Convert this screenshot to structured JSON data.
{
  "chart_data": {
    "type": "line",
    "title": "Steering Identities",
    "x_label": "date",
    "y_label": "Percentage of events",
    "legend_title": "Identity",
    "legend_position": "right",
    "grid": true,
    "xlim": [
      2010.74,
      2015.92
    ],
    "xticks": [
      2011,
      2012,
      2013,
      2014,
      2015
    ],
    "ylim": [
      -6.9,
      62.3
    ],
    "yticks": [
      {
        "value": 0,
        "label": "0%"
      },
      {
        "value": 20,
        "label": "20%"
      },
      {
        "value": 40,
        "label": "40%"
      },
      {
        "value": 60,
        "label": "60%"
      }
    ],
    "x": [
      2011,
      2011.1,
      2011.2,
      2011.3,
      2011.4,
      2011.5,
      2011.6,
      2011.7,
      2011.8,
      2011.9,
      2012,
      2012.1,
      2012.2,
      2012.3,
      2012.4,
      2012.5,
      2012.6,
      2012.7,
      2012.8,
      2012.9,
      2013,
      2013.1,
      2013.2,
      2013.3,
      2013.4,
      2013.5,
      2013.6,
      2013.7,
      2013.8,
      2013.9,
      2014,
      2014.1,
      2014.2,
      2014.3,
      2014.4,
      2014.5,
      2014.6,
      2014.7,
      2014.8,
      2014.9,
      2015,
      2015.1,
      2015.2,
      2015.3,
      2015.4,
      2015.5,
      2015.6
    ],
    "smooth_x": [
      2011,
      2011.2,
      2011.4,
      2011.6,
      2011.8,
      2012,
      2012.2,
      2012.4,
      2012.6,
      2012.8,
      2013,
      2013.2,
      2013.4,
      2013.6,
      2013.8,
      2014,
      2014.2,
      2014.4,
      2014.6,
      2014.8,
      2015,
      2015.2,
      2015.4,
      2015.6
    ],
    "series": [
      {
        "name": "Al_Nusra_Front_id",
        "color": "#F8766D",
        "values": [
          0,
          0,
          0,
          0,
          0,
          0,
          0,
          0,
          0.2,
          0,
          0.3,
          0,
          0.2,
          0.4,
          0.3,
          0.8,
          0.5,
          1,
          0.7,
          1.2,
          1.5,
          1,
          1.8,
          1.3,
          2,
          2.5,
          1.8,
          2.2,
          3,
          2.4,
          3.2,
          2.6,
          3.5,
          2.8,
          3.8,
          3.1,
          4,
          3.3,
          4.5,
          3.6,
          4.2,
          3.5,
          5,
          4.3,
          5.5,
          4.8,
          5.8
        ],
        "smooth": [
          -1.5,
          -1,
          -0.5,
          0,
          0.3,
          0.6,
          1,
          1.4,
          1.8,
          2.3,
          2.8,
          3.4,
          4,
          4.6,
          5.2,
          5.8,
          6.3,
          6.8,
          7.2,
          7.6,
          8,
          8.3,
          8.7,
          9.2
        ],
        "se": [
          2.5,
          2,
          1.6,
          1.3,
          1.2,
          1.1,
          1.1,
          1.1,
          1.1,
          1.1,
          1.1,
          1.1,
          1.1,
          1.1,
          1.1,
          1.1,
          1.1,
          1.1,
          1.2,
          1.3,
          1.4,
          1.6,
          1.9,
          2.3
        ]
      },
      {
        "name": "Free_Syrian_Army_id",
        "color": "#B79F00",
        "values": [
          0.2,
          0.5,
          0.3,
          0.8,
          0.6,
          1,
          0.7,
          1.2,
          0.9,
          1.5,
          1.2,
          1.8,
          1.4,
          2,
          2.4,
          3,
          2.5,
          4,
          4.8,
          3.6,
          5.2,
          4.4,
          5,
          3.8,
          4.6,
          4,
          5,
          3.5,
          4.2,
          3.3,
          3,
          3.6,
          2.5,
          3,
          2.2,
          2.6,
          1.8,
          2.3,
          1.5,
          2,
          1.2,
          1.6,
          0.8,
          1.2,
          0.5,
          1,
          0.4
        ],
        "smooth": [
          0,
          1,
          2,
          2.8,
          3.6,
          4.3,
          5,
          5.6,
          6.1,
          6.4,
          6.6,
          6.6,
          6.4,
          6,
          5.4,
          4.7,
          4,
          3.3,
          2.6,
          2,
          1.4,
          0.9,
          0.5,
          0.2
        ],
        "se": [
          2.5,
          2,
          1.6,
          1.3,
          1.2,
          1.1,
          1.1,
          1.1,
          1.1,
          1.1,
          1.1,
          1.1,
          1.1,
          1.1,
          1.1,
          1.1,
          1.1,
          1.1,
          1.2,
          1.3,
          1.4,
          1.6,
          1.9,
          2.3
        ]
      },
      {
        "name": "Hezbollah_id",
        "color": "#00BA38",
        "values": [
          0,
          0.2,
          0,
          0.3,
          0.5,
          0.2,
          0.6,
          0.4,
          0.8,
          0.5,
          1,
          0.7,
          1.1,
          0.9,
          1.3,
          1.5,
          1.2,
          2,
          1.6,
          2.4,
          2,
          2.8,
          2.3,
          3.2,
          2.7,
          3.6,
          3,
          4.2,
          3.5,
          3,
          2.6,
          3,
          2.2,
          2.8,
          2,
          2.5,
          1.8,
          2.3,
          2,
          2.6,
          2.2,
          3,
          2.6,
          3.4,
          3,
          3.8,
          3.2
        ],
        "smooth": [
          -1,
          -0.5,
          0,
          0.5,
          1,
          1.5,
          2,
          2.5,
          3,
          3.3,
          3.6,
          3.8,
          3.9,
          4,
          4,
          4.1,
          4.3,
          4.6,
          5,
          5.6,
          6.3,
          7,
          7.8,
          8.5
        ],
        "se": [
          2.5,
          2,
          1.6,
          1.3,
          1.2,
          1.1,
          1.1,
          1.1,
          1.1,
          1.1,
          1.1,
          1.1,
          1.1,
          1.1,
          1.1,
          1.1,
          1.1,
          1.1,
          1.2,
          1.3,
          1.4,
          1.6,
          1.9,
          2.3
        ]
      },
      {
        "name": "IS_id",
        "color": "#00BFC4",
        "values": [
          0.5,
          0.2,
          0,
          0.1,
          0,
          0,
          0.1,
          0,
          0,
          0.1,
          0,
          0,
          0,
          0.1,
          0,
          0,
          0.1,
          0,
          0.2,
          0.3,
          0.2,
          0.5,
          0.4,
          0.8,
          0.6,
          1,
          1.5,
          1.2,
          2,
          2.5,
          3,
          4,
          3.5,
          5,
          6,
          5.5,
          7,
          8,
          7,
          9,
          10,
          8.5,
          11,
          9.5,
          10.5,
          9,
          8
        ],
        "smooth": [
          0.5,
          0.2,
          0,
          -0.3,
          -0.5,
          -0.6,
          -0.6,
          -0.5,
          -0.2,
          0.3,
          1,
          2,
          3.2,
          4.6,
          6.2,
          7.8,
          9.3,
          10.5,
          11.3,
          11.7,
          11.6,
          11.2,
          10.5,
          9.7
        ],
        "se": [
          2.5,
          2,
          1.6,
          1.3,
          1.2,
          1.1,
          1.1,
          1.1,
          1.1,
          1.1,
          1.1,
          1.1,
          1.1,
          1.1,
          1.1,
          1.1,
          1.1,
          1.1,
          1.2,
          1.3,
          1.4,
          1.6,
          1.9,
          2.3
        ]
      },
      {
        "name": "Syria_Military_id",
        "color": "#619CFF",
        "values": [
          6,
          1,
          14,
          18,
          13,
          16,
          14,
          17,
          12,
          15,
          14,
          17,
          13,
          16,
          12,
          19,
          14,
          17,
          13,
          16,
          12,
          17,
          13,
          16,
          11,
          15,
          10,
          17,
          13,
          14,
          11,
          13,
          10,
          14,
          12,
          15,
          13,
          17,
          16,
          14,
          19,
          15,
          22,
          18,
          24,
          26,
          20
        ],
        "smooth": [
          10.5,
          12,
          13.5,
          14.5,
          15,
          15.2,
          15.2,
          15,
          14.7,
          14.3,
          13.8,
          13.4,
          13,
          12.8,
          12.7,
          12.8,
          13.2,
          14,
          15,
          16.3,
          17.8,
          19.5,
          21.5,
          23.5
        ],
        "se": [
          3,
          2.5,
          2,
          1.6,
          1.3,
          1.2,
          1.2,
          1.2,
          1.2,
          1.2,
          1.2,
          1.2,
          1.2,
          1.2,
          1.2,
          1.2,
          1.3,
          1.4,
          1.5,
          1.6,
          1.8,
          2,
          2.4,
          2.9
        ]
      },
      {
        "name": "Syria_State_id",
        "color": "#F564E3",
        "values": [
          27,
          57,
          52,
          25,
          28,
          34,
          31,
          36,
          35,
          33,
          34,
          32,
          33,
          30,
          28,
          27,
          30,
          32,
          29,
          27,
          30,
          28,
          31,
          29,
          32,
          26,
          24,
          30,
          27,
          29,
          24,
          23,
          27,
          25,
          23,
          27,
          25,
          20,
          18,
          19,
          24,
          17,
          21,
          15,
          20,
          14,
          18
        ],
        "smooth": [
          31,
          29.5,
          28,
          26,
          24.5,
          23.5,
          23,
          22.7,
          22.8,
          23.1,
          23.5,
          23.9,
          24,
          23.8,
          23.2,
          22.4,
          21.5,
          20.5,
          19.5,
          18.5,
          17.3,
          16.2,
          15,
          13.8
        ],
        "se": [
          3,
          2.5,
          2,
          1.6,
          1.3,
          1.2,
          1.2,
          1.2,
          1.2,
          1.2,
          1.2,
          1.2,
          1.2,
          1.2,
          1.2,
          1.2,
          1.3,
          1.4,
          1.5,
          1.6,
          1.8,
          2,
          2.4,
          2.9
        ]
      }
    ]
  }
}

EXERCISE DIRECTIONS >> Scan the data above; copy every line where "name" appears.

SOLUTION FOR THIS PROBLEM >>
        "name": "Al_Nusra_Front_id",
        "name": "Free_Syrian_Army_id",
        "name": "Hezbollah_id",
        "name": "IS_id",
        "name": "Syria_Military_id",
        "name": "Syria_State_id",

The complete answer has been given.